▸ Task instructions
All entries below need to be written out exactly, but without their pictures.

▸ Data shown
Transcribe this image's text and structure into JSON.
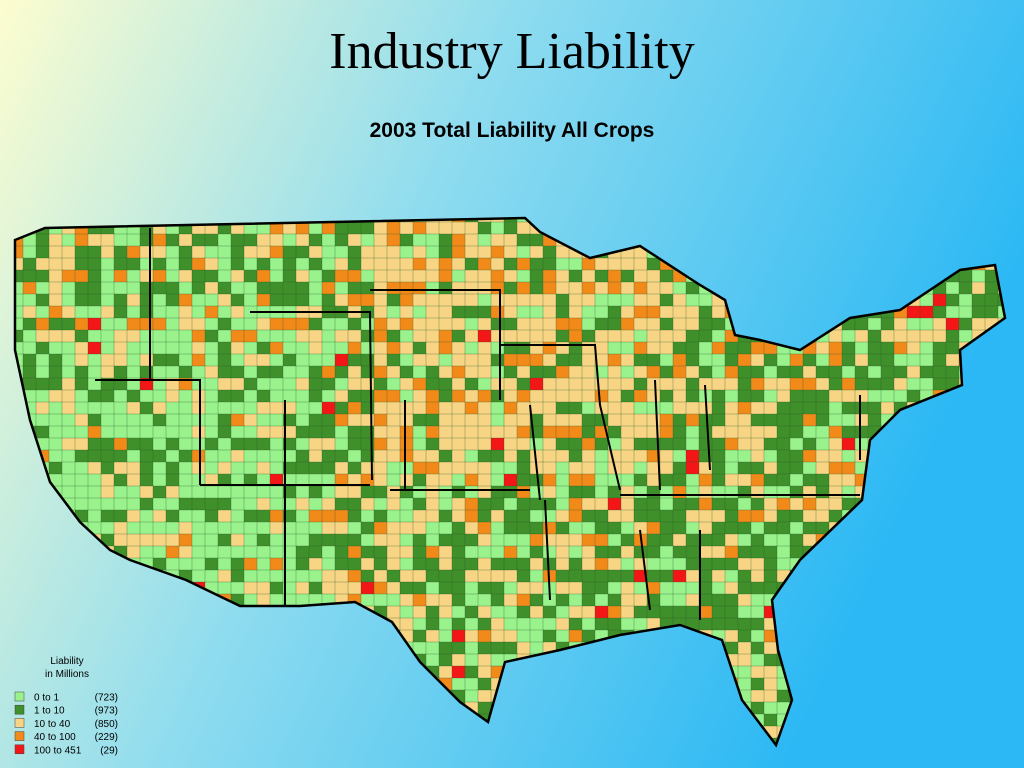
{
  "header": {
    "title": "Industry Liability",
    "subtitle": "2003 Total Liability All Crops"
  },
  "legend": {
    "title": "Liability",
    "subtitle": "in Millions",
    "items": [
      {
        "range": "0 to 1",
        "count": "(723)",
        "color": "#99f28c"
      },
      {
        "range": "1 to 10",
        "count": "(973)",
        "color": "#3f8f2a"
      },
      {
        "range": "10 to 40",
        "count": "(850)",
        "color": "#f7d584"
      },
      {
        "range": "40 to 100",
        "count": "(229)",
        "color": "#f28a1a"
      },
      {
        "range": "100 to 451",
        "count": "(29)",
        "color": "#f21616"
      }
    ]
  }
}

▸ Written response
Transcribe this image's text and structure into JSON.
{
  "header": {
    "title": "Industry Liability",
    "subtitle": "2003 Total Liability All Crops"
  },
  "legend": {
    "title": "Liability",
    "subtitle": "in Millions",
    "items": [
      {
        "range": "0 to 1",
        "count": "(723)",
        "color": "#99f28c"
      },
      {
        "range": "1 to 10",
        "count": "(973)",
        "color": "#3f8f2a"
      },
      {
        "range": "10 to 40",
        "count": "(850)",
        "color": "#f7d584"
      },
      {
        "range": "40 to 100",
        "count": "(229)",
        "color": "#f28a1a"
      },
      {
        "range": "100 to 451",
        "count": "(29)",
        "color": "#f21616"
      }
    ]
  }
}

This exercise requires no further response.